§ Recorded information:
^^^^^^^^^^^^^^^^
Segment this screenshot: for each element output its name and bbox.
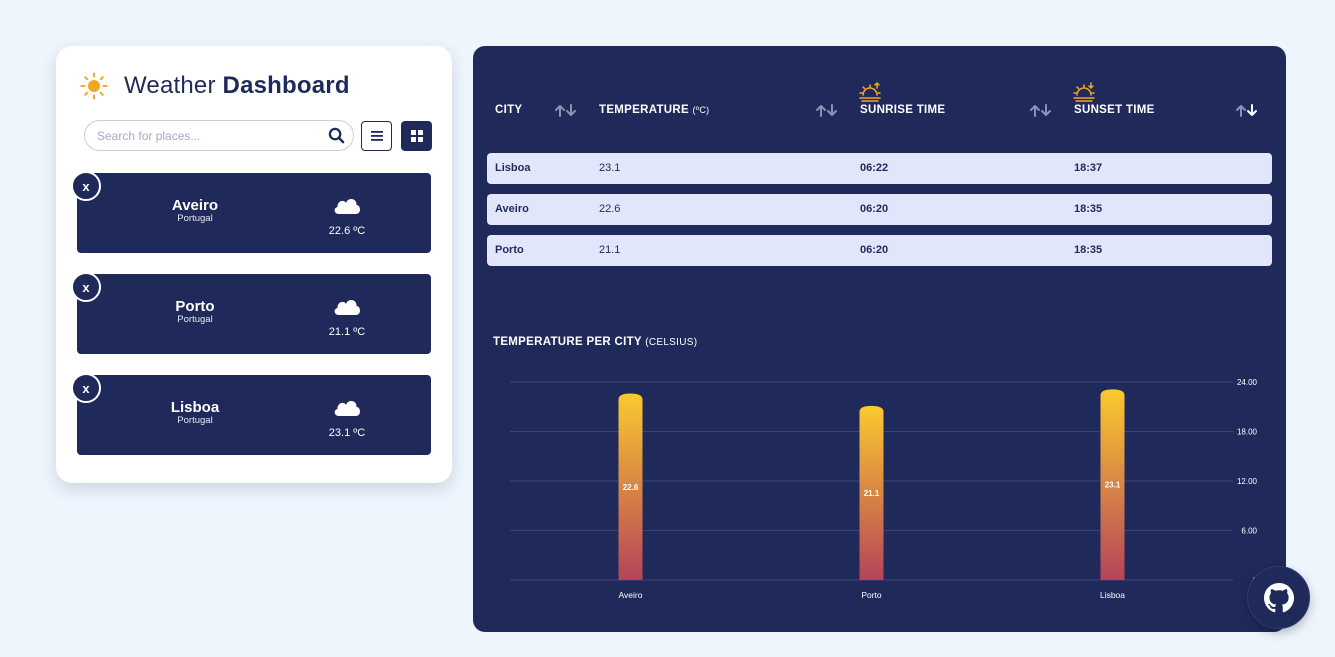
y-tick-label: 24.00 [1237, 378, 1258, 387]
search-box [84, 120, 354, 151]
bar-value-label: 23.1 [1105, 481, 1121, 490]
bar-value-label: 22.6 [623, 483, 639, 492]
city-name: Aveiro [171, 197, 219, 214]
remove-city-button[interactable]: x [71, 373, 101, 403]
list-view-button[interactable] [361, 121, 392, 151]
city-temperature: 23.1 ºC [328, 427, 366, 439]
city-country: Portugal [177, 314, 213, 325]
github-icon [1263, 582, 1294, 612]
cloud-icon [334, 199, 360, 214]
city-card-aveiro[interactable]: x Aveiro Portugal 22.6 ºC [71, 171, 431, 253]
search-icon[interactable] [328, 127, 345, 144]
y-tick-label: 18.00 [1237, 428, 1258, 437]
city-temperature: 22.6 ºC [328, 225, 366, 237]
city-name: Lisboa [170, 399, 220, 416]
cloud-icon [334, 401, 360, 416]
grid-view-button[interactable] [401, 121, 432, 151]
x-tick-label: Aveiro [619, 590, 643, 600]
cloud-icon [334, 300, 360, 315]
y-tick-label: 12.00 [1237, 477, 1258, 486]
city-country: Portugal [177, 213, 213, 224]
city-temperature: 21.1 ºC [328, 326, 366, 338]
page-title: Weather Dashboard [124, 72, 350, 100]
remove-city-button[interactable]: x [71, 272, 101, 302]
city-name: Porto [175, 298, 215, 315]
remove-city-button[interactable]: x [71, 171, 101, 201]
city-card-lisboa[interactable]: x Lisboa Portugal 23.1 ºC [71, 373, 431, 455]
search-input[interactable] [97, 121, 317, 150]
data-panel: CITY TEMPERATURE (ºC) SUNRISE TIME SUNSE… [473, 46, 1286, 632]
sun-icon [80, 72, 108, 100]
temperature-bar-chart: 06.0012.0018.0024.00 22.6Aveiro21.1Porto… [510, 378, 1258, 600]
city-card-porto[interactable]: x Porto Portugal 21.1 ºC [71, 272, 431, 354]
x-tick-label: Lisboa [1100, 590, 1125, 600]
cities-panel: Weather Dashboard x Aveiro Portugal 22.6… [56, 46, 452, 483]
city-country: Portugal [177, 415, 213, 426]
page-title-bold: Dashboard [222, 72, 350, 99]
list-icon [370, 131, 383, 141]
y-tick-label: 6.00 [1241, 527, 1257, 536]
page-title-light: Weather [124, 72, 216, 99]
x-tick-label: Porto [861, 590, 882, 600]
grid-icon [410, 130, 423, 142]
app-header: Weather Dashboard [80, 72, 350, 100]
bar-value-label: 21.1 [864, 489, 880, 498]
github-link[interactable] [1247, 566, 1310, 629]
^^^^^^^^^^^^^^^^
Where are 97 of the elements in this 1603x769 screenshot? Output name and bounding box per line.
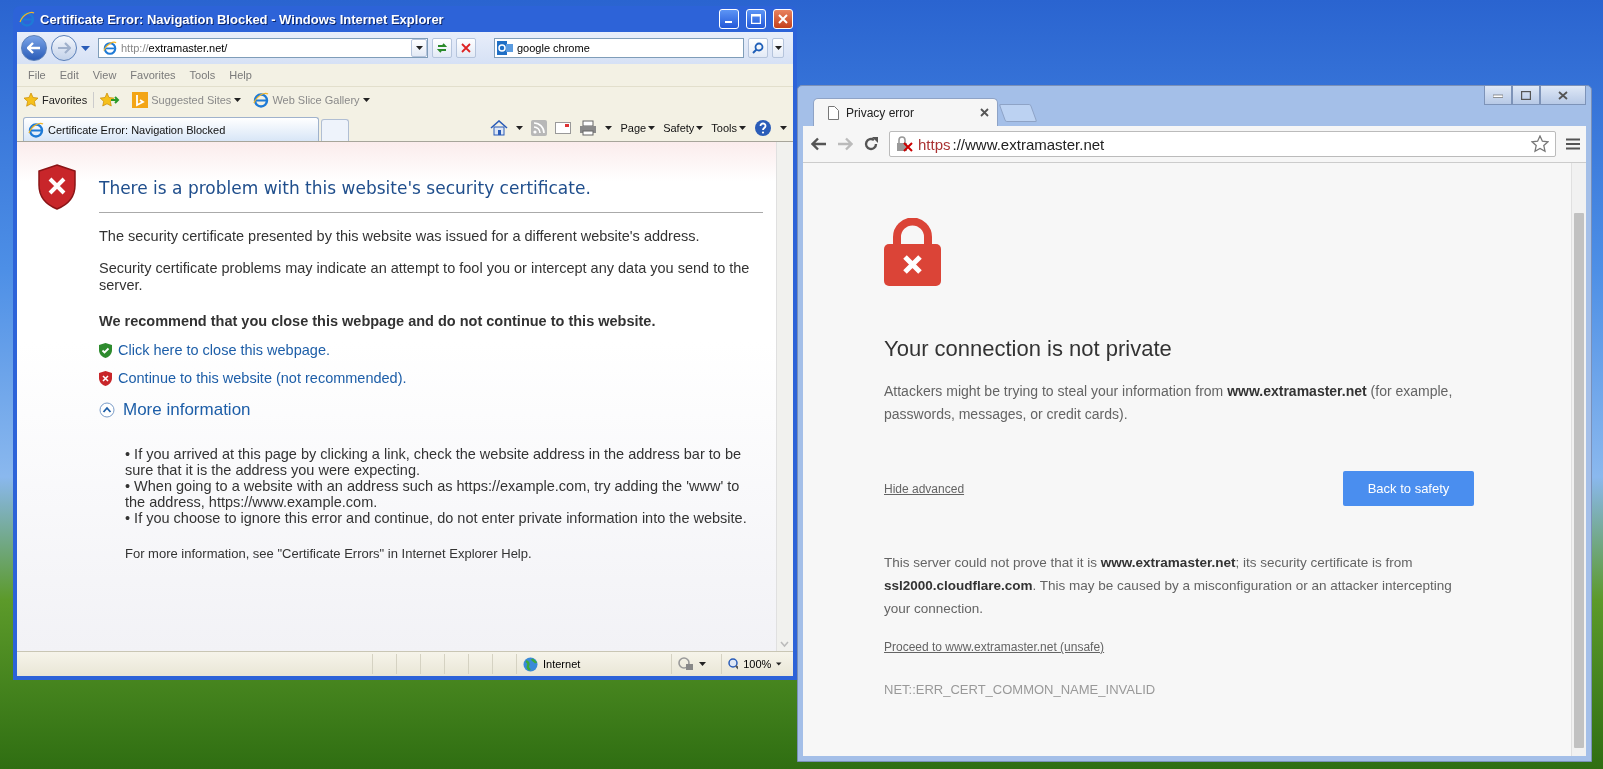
^^^^^^^^^^^^^^^^
§ Instructions for the task:
Update the material from the line with "Segment this screenshot: for" up to and including the line with "cloud-icon [334, 199, 360, 214]" by replacing "bar-value-label" with "bar-label" and keeping everything else unchanged. Leave the pictures out of your answer.

§ Problem solution:
Segment this screenshot: for each element output its name and bbox.
y-tick-label: 24.00 [1237, 378, 1258, 387]
search-box [84, 120, 354, 151]
bar-label: 23.1 [1105, 481, 1121, 490]
bar-label: 22.6 [623, 483, 639, 492]
city-name: Aveiro [171, 197, 219, 214]
remove-city-button[interactable]: x [71, 373, 101, 403]
list-view-button[interactable] [361, 121, 392, 151]
city-temperature: 23.1 ºC [328, 427, 366, 439]
city-country: Portugal [177, 314, 213, 325]
github-icon [1263, 582, 1294, 612]
cloud-icon [334, 199, 360, 214]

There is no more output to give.